#### WHAT TO PRODUCE:
Determine how many lines hold "Output" and give only that number.

#### ENTRIES SHOWN:
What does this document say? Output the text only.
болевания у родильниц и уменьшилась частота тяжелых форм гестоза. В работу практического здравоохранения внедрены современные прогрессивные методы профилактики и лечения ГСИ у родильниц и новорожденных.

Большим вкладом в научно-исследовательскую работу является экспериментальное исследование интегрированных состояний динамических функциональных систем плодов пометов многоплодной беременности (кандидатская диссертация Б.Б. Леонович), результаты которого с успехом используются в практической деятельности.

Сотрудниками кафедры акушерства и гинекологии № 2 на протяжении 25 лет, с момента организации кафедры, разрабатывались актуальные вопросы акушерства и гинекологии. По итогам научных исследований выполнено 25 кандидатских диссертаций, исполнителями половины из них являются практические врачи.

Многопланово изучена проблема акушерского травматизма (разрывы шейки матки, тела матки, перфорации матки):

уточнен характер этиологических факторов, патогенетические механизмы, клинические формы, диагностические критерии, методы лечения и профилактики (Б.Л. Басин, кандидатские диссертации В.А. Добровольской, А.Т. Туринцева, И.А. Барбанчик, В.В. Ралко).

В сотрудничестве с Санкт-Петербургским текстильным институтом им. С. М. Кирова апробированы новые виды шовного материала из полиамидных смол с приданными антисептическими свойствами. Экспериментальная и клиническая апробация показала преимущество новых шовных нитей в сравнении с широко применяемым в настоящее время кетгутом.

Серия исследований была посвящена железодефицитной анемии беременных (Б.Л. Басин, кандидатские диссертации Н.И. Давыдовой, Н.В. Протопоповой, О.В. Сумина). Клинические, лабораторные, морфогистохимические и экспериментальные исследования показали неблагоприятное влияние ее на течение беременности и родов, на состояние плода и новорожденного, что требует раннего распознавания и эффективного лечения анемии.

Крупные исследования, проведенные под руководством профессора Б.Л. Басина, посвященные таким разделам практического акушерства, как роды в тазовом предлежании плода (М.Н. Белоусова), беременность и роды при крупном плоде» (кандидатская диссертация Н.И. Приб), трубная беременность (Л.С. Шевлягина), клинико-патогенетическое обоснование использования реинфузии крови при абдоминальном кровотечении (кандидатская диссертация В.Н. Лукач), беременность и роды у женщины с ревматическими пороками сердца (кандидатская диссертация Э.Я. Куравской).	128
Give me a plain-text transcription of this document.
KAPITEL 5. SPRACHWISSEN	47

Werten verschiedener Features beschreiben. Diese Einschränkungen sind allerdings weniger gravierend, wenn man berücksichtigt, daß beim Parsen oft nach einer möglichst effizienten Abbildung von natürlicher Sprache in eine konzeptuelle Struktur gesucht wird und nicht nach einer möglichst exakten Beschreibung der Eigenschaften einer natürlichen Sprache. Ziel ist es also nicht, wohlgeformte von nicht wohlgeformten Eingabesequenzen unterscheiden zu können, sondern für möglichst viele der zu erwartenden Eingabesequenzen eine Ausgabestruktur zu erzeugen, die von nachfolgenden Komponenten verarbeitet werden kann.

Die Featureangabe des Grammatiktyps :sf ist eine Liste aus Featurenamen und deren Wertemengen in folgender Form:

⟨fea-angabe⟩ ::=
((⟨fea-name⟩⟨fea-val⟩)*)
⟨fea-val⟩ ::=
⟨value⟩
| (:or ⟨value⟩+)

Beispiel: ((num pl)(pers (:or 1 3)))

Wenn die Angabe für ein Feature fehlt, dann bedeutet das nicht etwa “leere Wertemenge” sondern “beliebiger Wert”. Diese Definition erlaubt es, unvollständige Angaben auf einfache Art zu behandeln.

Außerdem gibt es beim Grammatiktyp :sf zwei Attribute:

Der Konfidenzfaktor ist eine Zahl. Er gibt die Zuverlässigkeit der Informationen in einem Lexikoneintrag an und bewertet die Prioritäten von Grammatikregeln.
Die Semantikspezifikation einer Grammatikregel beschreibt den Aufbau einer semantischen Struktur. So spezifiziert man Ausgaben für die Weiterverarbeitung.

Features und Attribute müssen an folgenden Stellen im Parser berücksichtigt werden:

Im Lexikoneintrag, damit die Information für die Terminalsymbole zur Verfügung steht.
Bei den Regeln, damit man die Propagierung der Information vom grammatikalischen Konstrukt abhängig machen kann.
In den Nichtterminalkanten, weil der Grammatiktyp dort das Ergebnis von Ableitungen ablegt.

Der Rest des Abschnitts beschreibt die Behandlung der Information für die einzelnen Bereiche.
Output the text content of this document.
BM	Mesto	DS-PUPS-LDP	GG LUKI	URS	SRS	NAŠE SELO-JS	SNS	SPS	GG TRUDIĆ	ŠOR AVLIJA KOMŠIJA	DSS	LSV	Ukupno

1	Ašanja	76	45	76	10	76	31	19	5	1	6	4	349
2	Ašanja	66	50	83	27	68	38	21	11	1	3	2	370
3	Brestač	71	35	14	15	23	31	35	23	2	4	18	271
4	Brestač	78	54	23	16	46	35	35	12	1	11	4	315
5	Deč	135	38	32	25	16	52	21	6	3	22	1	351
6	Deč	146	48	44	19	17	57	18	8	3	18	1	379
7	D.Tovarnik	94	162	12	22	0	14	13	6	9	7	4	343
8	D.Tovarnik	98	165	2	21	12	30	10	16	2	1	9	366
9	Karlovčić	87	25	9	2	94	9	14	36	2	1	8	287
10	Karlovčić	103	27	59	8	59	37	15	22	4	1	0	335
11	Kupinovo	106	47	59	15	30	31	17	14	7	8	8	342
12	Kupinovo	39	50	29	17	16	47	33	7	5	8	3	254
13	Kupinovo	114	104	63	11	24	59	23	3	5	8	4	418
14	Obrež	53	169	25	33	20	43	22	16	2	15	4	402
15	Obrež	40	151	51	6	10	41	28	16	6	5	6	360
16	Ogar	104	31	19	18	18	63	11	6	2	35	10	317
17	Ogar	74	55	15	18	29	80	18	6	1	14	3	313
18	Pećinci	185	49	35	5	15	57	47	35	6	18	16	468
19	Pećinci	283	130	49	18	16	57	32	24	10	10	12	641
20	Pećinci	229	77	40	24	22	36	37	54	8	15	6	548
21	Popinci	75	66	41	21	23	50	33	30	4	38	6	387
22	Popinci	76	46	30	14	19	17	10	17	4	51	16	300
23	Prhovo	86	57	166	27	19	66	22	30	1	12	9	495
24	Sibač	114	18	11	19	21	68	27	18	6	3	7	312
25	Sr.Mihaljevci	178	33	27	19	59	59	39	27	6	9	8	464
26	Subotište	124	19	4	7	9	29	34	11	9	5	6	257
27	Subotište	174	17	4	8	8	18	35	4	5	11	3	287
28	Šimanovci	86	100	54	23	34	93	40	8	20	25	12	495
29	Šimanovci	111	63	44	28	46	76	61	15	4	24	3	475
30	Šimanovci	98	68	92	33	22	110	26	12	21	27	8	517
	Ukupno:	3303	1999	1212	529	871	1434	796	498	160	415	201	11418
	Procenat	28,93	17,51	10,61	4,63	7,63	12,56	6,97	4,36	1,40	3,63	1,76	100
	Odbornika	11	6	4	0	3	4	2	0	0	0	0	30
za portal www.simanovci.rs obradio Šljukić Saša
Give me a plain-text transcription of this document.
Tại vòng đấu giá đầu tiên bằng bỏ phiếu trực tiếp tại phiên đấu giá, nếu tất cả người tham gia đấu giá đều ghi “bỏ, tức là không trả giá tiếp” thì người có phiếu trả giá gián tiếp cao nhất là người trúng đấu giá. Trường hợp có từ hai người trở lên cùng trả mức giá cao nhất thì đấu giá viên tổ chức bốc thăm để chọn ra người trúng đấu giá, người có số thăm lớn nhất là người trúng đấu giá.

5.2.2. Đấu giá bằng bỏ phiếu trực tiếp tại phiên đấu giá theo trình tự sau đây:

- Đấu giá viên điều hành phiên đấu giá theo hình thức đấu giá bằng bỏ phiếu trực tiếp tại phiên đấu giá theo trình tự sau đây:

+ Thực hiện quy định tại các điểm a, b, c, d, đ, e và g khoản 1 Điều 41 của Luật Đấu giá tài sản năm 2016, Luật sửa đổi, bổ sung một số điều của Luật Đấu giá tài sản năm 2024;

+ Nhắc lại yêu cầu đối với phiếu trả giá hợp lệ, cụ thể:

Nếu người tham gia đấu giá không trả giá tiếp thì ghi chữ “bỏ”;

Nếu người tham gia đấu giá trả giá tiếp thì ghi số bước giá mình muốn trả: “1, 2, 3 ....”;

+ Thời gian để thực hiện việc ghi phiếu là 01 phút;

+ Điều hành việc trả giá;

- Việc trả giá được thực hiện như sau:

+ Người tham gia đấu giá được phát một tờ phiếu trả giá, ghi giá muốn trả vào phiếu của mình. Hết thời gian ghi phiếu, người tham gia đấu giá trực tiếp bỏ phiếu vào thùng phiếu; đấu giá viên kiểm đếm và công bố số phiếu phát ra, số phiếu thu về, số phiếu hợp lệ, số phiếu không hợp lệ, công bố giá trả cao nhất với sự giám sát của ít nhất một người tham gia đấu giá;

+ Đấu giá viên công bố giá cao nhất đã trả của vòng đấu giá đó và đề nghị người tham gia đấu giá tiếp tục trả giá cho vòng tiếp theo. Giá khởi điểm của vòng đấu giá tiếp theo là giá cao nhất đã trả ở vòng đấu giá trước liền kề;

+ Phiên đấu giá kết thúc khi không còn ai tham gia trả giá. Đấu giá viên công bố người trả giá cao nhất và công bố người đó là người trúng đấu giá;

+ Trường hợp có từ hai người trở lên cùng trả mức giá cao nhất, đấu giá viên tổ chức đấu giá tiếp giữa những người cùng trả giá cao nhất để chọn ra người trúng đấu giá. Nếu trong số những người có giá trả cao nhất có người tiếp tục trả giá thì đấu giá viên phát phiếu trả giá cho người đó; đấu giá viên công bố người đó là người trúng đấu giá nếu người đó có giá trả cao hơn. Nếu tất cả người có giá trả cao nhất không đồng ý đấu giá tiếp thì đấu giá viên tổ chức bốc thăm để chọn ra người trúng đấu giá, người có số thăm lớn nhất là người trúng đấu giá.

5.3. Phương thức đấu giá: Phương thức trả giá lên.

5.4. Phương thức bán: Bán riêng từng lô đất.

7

#### ANSWER TO THIS TASK:
2